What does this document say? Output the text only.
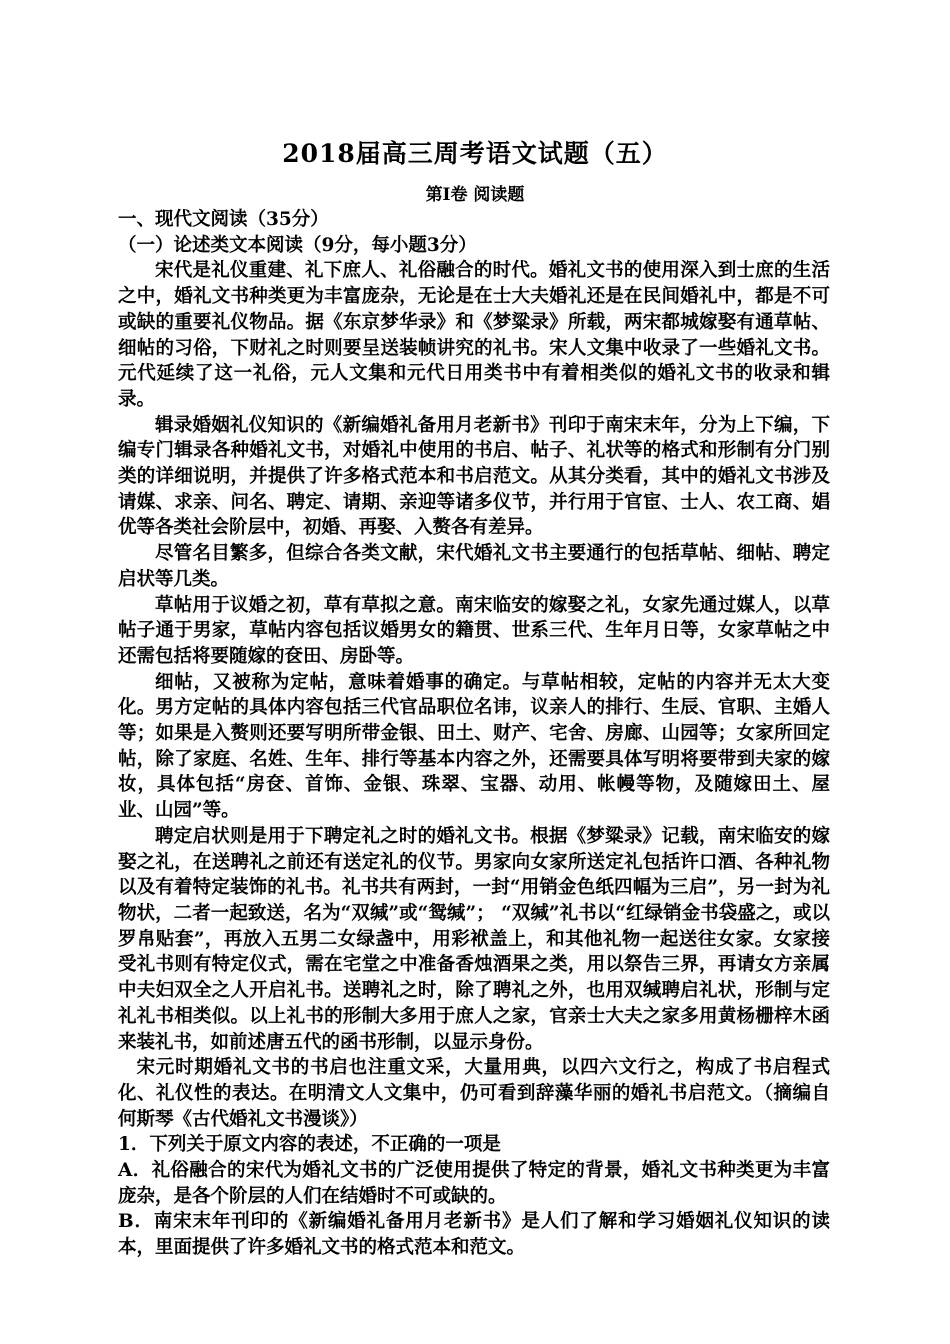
2018届高三周考语文试题（五）
第Ⅰ卷 阅读题

一、现代文阅读（35分）

（一）论述类文本阅读（9分，每小题3分）

宋代是礼仪重建、礼下庶人、礼俗融合的时代。婚礼文书的使用深入到士庶的生活之中，婚礼文书种类更为丰富庞杂，无论是在士大夫婚礼还是在民间婚礼中，都是不可或缺的重要礼仪物品。据《东京梦华录》和《梦粱录》所载，两宋都城嫁娶有通草帖、细帖的习俗，下财礼之时则要呈送装帧讲究的礼书。宋人文集中收录了一些婚礼文书。元代延续了这一礼俗，元人文集和元代日用类书中有着相类似的婚礼文书的收录和辑录。

辑录婚姻礼仪知识的《新编婚礼备用月老新书》刊印于南宋末年，分为上下编，下编专门辑录各种婚礼文书，对婚礼中使用的书启、帖子、礼状等的格式和形制有分门别类的详细说明，并提供了许多格式范本和书启范文。从其分类看，其中的婚礼文书涉及请媒、求亲、问名、聘定、请期、亲迎等诸多仪节，并行用于官宦、士人、农工商、娼优等各类社会阶层中，初婚、再娶、入赘各有差异。

尽管名目繁多，但综合各类文献，宋代婚礼文书主要通行的包括草帖、细帖、聘定启状等几类。

草帖用于议婚之初，草有草拟之意。南宋临安的嫁娶之礼，女家先通过媒人，以草帖子通于男家，草帖内容包括议婚男女的籍贯、世系三代、生年月日等，女家草帖之中还需包括将要随嫁的奁田、房卧等。

细帖，又被称为定帖，意味着婚事的确定。与草帖相较，定帖的内容并无太大变化。男方定帖的具体内容包括三代官品职位名讳，议亲人的排行、生辰、官职、主婚人等；如果是入赘则还要写明所带金银、田土、财产、宅舍、房廊、山园等；女家所回定帖，除了家庭、名姓、生年、排行等基本内容之外，还需要具体写明将要带到夫家的嫁妆，具体包括“房奁、首饰、金银、珠翠、宝器、动用、帐幔等物，及随嫁田土、屋业、山园”等。

聘定启状则是用于下聘定礼之时的婚礼文书。根据《梦粱录》记载，南宋临安的嫁娶之礼，在送聘礼之前还有送定礼的仪节。男家向女家所送定礼包括许口酒、各种礼物以及有着特定装饰的礼书。礼书共有两封，一封“用销金色纸四幅为三启”，另一封为礼物状，二者一起致送，名为“双缄”或“鸳缄”； “双缄”礼书以“红绿销金书袋盛之，或以罗帛贴套”，再放入五男二女绿盏中，用彩袱盖上，和其他礼物一起送往女家。女家接受礼书则有特定仪式，需在宅堂之中准备香烛酒果之类，用以祭告三界，再请女方亲属中夫妇双全之人开启礼书。送聘礼之时，除了聘礼之外，也用双缄聘启礼状，形制与定礼礼书相类似。以上礼书的形制大多用于庶人之家，官亲士大夫之家多用黄杨栅梓木函来装礼书，如前述唐五代的函书形制，以显示身份。

宋元时期婚礼文书的书启也注重文采，大量用典，以四六文行之，构成了书启程式化、礼仪性的表达。在明清文人文集中，仍可看到辞藻华丽的婚礼书启范文。（摘编自何斯琴《古代婚礼文书漫谈》）

1．下列关于原文内容的表述，不正确的一项是

A．礼俗融合的宋代为婚礼文书的广泛使用提供了特定的背景，婚礼文书种类更为丰富庞杂，是各个阶层的人们在结婚时不可或缺的。

B．南宋末年刊印的《新编婚礼备用月老新书》是人们了解和学习婚姻礼仪知识的读本，里面提供了许多婚礼文书的格式范本和范文。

= = =

## [YOUR TASK]
Your copy should match the entries exactly, minus the pictures.

## [OUTPUT]
What does this document say? Output the text only.
2018届高三周考语文试题（五）
第Ⅰ卷 阅读题

一、现代文阅读（35分）

（一）论述类文本阅读（9分，每小题3分）

宋代是礼仪重建、礼下庶人、礼俗融合的时代。婚礼文书的使用深入到士庶的生活之中，婚礼文书种类更为丰富庞杂，无论是在士大夫婚礼还是在民间婚礼中，都是不可或缺的重要礼仪物品。据《东京梦华录》和《梦粱录》所载，两宋都城嫁娶有通草帖、细帖的习俗，下财礼之时则要呈送装帧讲究的礼书。宋人文集中收录了一些婚礼文书。元代延续了这一礼俗，元人文集和元代日用类书中有着相类似的婚礼文书的收录和辑录。

辑录婚姻礼仪知识的《新编婚礼备用月老新书》刊印于南宋末年，分为上下编，下编专门辑录各种婚礼文书，对婚礼中使用的书启、帖子、礼状等的格式和形制有分门别类的详细说明，并提供了许多格式范本和书启范文。从其分类看，其中的婚礼文书涉及请媒、求亲、问名、聘定、请期、亲迎等诸多仪节，并行用于官宦、士人、农工商、娼优等各类社会阶层中，初婚、再娶、入赘各有差异。

尽管名目繁多，但综合各类文献，宋代婚礼文书主要通行的包括草帖、细帖、聘定启状等几类。

草帖用于议婚之初，草有草拟之意。南宋临安的嫁娶之礼，女家先通过媒人，以草帖子通于男家，草帖内容包括议婚男女的籍贯、世系三代、生年月日等，女家草帖之中还需包括将要随嫁的奁田、房卧等。

细帖，又被称为定帖，意味着婚事的确定。与草帖相较，定帖的内容并无太大变化。男方定帖的具体内容包括三代官品职位名讳，议亲人的排行、生辰、官职、主婚人等；如果是入赘则还要写明所带金银、田土、财产、宅舍、房廊、山园等；女家所回定帖，除了家庭、名姓、生年、排行等基本内容之外，还需要具体写明将要带到夫家的嫁妆，具体包括“房奁、首饰、金银、珠翠、宝器、动用、帐幔等物，及随嫁田土、屋业、山园”等。

聘定启状则是用于下聘定礼之时的婚礼文书。根据《梦粱录》记载，南宋临安的嫁娶之礼，在送聘礼之前还有送定礼的仪节。男家向女家所送定礼包括许口酒、各种礼物以及有着特定装饰的礼书。礼书共有两封，一封“用销金色纸四幅为三启”，另一封为礼物状，二者一起致送，名为“双缄”或“鸳缄”； “双缄”礼书以“红绿销金书袋盛之，或以罗帛贴套”，再放入五男二女绿盏中，用彩袱盖上，和其他礼物一起送往女家。女家接受礼书则有特定仪式，需在宅堂之中准备香烛酒果之类，用以祭告三界，再请女方亲属中夫妇双全之人开启礼书。送聘礼之时，除了聘礼之外，也用双缄聘启礼状，形制与定礼礼书相类似。以上礼书的形制大多用于庶人之家，官亲士大夫之家多用黄杨栅梓木函来装礼书，如前述唐五代的函书形制，以显示身份。

宋元时期婚礼文书的书启也注重文采，大量用典，以四六文行之，构成了书启程式化、礼仪性的表达。在明清文人文集中，仍可看到辞藻华丽的婚礼书启范文。（摘编自何斯琴《古代婚礼文书漫谈》）

1．下列关于原文内容的表述，不正确的一项是

A．礼俗融合的宋代为婚礼文书的广泛使用提供了特定的背景，婚礼文书种类更为丰富庞杂，是各个阶层的人们在结婚时不可或缺的。

B．南宋末年刊印的《新编婚礼备用月老新书》是人们了解和学习婚姻礼仪知识的读本，里面提供了许多婚礼文书的格式范本和范文。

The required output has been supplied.